Records shown:
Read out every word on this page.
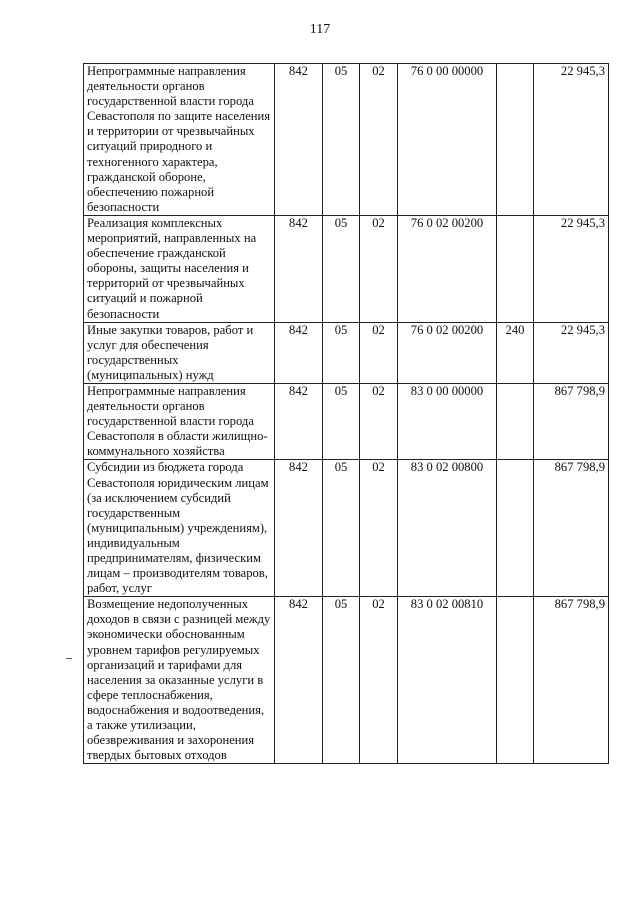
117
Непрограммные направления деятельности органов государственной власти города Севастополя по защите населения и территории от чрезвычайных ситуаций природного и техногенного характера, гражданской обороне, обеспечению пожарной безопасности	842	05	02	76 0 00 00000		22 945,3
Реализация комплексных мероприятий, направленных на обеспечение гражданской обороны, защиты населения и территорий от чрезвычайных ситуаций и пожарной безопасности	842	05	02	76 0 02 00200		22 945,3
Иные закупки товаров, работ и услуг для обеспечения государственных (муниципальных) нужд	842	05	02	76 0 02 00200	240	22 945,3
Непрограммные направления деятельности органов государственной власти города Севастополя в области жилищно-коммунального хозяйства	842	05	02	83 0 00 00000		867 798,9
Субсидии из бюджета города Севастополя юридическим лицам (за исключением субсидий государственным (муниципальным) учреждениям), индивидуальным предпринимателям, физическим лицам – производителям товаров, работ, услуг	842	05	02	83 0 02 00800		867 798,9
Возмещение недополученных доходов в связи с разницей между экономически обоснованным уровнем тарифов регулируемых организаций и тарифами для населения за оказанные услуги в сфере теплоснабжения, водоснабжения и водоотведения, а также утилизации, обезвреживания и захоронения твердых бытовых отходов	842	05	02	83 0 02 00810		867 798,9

Goal: Output each line exactly; omit every picture.

Answer in full:
Read out every word on this page.
117
Непрограммные направления деятельности органов государственной власти города Севастополя по защите населения и территории от чрезвычайных ситуаций природного и техногенного характера, гражданской обороне, обеспечению пожарной безопасности	842	05	02	76 0 00 00000		22 945,3
Реализация комплексных мероприятий, направленных на обеспечение гражданской обороны, защиты населения и территорий от чрезвычайных ситуаций и пожарной безопасности	842	05	02	76 0 02 00200		22 945,3
Иные закупки товаров, работ и услуг для обеспечения государственных (муниципальных) нужд	842	05	02	76 0 02 00200	240	22 945,3
Непрограммные направления деятельности органов государственной власти города Севастополя в области жилищно-коммунального хозяйства	842	05	02	83 0 00 00000		867 798,9
Субсидии из бюджета города Севастополя юридическим лицам (за исключением субсидий государственным (муниципальным) учреждениям), индивидуальным предпринимателям, физическим лицам – производителям товаров, работ, услуг	842	05	02	83 0 02 00800		867 798,9
Возмещение недополученных доходов в связи с разницей между экономически обоснованным уровнем тарифов регулируемых организаций и тарифами для населения за оказанные услуги в сфере теплоснабжения, водоснабжения и водоотведения, а также утилизации, обезвреживания и захоронения твердых бытовых отходов	842	05	02	83 0 02 00810		867 798,9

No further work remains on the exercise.